→ **GOAL OF THE EXERCISE**: Look through the material below. Copy each line that contains the string "source".

→ **INPUT FOR THIS TASK**:
=-=-=

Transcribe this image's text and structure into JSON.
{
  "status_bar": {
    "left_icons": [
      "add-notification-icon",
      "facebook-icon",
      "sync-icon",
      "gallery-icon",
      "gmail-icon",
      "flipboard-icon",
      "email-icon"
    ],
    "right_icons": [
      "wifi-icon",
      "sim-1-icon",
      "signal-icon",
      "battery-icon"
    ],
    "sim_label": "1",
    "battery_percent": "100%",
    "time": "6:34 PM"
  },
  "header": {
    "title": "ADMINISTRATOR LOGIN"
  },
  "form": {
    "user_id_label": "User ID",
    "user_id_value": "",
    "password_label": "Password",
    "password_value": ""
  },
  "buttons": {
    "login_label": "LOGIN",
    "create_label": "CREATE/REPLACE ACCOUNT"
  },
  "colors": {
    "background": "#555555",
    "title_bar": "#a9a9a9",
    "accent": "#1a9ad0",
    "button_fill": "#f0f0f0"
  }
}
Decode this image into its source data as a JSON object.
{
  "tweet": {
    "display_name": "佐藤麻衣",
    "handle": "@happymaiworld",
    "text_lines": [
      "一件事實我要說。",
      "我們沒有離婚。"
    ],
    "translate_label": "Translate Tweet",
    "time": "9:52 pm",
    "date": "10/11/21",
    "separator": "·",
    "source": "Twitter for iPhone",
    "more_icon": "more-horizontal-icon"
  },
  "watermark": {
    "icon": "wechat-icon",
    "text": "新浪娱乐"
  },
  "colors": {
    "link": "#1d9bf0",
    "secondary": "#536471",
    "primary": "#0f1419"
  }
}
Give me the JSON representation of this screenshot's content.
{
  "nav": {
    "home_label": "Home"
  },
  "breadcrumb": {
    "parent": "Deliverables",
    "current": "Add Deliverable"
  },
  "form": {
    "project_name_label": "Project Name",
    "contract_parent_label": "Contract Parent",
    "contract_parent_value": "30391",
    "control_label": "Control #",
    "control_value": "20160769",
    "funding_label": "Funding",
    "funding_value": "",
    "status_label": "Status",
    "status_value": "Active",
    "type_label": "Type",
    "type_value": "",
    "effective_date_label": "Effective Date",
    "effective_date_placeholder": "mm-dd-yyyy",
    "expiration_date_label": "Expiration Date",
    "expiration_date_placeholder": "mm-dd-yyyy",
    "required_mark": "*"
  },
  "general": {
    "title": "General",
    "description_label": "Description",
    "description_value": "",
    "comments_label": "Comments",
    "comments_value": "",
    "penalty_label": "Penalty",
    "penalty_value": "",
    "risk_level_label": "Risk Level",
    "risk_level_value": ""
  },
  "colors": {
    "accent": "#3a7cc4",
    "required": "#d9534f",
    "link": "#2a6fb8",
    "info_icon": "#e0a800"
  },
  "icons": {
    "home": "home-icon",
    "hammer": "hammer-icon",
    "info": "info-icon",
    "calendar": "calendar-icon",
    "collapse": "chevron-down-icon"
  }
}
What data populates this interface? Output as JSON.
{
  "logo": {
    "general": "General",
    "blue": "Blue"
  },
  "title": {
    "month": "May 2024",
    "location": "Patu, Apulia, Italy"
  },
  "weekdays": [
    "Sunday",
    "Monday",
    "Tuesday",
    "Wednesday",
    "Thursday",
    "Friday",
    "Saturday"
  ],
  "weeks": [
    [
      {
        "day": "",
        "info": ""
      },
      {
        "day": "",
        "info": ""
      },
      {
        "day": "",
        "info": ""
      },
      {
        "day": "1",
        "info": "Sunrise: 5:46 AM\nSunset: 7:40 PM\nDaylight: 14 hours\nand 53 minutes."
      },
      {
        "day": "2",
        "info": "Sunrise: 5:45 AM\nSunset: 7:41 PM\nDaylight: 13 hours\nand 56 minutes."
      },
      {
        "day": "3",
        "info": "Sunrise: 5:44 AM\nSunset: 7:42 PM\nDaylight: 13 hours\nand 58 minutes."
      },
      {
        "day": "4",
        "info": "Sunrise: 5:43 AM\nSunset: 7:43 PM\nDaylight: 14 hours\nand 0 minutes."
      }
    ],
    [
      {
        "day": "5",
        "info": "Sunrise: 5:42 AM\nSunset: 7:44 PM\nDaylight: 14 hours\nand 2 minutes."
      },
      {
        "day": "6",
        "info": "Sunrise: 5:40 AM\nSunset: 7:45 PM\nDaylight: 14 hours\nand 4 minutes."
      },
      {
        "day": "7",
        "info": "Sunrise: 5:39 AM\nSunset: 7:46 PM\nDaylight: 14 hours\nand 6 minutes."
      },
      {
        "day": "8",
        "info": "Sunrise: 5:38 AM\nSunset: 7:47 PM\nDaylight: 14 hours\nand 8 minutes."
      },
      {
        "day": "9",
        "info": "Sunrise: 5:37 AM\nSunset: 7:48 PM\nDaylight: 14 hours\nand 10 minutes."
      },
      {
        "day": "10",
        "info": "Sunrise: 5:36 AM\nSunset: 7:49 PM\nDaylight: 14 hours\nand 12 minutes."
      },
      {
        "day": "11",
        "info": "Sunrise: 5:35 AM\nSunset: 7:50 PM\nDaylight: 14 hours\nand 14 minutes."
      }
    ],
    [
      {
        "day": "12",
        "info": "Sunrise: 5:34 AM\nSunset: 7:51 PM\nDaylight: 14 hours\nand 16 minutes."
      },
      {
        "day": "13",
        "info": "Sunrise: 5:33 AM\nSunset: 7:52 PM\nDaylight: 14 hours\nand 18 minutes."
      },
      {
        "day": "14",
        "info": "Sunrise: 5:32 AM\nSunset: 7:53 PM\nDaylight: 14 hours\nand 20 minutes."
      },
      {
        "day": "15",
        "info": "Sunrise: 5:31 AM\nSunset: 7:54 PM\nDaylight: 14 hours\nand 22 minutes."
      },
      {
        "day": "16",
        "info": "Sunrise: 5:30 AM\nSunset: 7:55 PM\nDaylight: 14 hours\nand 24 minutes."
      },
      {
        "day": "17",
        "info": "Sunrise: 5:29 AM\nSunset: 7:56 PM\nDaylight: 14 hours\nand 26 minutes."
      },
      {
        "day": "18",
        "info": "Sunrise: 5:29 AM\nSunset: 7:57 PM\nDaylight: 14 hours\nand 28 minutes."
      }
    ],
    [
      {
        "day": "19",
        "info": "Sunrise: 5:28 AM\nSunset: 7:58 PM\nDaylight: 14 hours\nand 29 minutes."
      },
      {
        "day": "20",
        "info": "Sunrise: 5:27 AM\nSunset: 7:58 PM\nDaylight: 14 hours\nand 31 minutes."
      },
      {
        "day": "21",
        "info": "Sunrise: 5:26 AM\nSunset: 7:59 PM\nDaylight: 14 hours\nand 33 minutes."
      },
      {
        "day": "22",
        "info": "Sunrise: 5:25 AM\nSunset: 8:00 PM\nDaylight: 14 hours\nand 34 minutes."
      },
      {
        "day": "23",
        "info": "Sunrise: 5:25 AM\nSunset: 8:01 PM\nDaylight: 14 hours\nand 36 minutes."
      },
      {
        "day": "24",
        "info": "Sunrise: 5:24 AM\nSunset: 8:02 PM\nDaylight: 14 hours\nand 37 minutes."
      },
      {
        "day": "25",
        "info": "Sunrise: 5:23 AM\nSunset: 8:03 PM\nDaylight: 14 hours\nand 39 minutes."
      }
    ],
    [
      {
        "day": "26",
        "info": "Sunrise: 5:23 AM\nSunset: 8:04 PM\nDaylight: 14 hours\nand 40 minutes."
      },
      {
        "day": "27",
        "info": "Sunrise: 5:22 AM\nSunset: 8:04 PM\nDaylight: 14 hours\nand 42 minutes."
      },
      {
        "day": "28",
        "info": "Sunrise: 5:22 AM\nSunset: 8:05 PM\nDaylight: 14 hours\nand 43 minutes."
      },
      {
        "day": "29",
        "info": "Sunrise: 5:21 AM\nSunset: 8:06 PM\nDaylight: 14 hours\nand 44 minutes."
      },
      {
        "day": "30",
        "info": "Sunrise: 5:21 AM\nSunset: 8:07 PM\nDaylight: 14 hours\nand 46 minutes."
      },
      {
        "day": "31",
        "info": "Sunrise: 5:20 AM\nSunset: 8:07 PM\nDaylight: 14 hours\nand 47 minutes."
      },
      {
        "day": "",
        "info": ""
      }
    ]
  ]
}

=-=-=

→ **THE SOLUTION**:
Decode this image into its source data as a JSON object.
    "source": "Twitter for iPhone",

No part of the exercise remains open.